### Dataset records
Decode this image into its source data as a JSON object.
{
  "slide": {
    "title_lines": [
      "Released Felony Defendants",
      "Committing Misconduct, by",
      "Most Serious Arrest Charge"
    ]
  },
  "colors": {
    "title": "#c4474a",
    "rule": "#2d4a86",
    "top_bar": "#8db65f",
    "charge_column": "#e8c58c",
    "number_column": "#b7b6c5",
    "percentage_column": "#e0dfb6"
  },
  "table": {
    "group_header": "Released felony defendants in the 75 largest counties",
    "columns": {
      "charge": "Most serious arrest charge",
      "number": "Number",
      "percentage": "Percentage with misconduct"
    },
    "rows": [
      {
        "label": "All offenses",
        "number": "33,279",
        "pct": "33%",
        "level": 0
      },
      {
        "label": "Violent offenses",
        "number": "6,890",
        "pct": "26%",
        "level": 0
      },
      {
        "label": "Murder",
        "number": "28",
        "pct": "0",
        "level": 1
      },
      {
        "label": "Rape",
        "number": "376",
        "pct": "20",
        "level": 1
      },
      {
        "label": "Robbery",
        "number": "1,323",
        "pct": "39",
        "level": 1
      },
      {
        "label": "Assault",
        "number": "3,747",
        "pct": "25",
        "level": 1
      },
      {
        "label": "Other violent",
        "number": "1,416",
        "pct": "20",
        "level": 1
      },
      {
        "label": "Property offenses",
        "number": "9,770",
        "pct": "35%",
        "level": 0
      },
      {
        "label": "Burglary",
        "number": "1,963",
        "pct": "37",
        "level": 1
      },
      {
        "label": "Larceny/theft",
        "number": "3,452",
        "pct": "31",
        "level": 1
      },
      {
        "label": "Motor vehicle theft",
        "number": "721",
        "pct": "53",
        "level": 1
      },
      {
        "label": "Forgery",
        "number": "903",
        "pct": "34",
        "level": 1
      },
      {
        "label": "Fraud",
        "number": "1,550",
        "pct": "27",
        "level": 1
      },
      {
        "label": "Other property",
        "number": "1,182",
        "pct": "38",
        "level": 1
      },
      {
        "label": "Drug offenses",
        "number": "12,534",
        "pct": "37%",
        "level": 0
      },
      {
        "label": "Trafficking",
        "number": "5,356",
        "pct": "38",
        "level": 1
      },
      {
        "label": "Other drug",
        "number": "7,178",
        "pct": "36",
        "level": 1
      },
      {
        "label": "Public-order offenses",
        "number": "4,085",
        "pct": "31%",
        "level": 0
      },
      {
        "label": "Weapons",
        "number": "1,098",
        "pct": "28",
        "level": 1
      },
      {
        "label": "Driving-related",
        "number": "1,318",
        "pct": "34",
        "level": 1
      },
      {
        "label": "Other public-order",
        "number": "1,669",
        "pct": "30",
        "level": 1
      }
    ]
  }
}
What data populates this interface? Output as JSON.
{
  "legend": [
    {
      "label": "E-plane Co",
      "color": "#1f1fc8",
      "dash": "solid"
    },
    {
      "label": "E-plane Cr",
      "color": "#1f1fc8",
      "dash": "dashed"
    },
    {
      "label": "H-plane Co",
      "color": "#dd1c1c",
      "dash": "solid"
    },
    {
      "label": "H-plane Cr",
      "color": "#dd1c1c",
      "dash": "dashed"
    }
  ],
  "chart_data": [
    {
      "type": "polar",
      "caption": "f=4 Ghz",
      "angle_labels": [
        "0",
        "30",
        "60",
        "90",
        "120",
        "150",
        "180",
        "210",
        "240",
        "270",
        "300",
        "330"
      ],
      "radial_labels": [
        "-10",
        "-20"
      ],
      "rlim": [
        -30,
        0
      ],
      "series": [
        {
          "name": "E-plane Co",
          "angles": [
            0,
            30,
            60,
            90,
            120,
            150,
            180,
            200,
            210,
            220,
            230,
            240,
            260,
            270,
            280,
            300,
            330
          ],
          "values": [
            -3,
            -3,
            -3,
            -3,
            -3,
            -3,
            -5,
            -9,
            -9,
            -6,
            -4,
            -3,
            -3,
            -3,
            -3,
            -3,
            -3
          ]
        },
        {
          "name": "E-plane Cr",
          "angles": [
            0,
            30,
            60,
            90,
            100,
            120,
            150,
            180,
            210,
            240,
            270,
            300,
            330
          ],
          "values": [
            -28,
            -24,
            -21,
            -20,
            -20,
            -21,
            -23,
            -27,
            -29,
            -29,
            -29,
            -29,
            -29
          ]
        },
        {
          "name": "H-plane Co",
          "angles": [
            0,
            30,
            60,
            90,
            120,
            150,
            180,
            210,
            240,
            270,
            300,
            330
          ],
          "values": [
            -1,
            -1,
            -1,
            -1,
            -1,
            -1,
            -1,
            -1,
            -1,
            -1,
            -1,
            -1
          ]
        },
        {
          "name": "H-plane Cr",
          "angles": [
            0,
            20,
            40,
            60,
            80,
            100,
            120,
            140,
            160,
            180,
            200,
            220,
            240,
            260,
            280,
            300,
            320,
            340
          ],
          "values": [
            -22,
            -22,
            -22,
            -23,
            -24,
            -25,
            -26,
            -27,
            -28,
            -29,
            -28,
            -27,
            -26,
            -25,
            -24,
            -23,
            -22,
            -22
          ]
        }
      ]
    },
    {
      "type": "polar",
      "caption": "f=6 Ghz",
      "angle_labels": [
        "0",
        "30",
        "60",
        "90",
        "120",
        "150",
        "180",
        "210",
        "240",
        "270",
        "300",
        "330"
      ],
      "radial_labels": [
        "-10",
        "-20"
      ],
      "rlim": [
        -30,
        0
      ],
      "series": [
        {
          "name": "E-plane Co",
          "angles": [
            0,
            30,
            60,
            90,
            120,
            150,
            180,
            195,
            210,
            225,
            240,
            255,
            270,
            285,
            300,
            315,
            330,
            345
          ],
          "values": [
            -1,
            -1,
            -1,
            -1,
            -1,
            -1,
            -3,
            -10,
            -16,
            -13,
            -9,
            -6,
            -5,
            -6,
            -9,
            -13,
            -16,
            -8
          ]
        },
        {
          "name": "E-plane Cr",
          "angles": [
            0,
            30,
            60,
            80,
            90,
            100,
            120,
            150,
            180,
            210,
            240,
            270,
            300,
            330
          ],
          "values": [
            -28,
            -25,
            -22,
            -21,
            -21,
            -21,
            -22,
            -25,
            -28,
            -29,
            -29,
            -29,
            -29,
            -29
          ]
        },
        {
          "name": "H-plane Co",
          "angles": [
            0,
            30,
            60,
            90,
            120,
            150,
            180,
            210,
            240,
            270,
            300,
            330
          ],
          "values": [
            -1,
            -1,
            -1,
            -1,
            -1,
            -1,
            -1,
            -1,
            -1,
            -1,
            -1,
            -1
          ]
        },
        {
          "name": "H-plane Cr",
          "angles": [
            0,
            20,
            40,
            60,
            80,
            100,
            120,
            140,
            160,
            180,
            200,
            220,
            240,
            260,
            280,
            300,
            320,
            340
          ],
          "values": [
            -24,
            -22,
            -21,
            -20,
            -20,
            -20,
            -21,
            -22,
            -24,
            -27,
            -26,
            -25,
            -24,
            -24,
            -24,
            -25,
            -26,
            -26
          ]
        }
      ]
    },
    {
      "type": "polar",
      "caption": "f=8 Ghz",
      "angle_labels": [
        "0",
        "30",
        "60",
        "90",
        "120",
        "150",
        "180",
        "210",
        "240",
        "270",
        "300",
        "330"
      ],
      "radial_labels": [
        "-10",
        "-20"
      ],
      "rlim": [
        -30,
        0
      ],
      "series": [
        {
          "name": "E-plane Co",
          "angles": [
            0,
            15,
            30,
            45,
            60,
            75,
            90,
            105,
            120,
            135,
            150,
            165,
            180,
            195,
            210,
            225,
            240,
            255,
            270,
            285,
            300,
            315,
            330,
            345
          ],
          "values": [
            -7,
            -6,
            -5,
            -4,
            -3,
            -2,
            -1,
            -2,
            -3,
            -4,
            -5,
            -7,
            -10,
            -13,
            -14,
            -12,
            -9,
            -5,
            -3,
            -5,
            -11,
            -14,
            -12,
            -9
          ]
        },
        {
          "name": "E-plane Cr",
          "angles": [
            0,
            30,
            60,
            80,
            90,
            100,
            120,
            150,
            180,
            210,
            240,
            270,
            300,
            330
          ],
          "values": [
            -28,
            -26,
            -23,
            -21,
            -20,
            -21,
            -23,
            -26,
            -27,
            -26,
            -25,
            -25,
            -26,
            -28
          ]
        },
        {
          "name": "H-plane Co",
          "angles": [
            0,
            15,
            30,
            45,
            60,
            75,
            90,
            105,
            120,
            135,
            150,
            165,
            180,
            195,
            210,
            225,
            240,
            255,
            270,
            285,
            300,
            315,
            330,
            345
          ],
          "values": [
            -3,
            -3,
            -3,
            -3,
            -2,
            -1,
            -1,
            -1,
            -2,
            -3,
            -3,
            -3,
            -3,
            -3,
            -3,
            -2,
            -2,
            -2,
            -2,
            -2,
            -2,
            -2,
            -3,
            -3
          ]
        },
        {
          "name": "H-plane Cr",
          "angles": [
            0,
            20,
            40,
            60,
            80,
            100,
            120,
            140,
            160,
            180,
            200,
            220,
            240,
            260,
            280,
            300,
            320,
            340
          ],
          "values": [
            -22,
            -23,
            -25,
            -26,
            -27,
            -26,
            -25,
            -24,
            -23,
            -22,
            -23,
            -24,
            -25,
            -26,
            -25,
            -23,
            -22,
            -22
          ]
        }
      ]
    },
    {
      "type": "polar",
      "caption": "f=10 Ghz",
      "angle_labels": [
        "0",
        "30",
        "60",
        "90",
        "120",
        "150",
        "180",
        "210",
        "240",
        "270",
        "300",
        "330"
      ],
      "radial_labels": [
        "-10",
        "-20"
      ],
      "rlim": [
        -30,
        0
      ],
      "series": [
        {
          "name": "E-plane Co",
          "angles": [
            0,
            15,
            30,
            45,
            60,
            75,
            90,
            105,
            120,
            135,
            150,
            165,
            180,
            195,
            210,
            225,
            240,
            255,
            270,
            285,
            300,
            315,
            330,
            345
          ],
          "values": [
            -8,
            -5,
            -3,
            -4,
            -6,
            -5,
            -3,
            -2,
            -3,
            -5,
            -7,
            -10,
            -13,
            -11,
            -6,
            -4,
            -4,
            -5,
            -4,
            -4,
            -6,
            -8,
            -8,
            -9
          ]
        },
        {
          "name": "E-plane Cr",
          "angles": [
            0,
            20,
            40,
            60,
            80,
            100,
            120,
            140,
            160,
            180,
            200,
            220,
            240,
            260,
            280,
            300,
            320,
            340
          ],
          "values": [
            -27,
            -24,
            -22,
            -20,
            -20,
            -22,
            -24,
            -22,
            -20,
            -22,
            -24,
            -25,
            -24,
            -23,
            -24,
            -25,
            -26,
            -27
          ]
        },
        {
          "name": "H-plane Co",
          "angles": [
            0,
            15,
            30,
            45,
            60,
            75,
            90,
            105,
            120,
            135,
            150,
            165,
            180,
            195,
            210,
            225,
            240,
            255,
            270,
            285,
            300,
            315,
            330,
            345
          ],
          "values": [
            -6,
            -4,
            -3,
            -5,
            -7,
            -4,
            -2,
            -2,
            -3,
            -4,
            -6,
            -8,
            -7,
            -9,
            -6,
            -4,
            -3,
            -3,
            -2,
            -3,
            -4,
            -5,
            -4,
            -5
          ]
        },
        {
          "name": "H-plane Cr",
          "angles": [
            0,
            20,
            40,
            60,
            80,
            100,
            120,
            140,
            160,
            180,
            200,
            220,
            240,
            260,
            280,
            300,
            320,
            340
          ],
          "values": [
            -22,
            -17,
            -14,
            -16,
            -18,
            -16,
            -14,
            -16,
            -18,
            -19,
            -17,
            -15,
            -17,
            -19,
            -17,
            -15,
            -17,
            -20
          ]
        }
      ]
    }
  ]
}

### What the task asks
Pick out the lines containing the string "order".

### Output below
        "label": "Public-order offenses",
        "label": "Other public-order",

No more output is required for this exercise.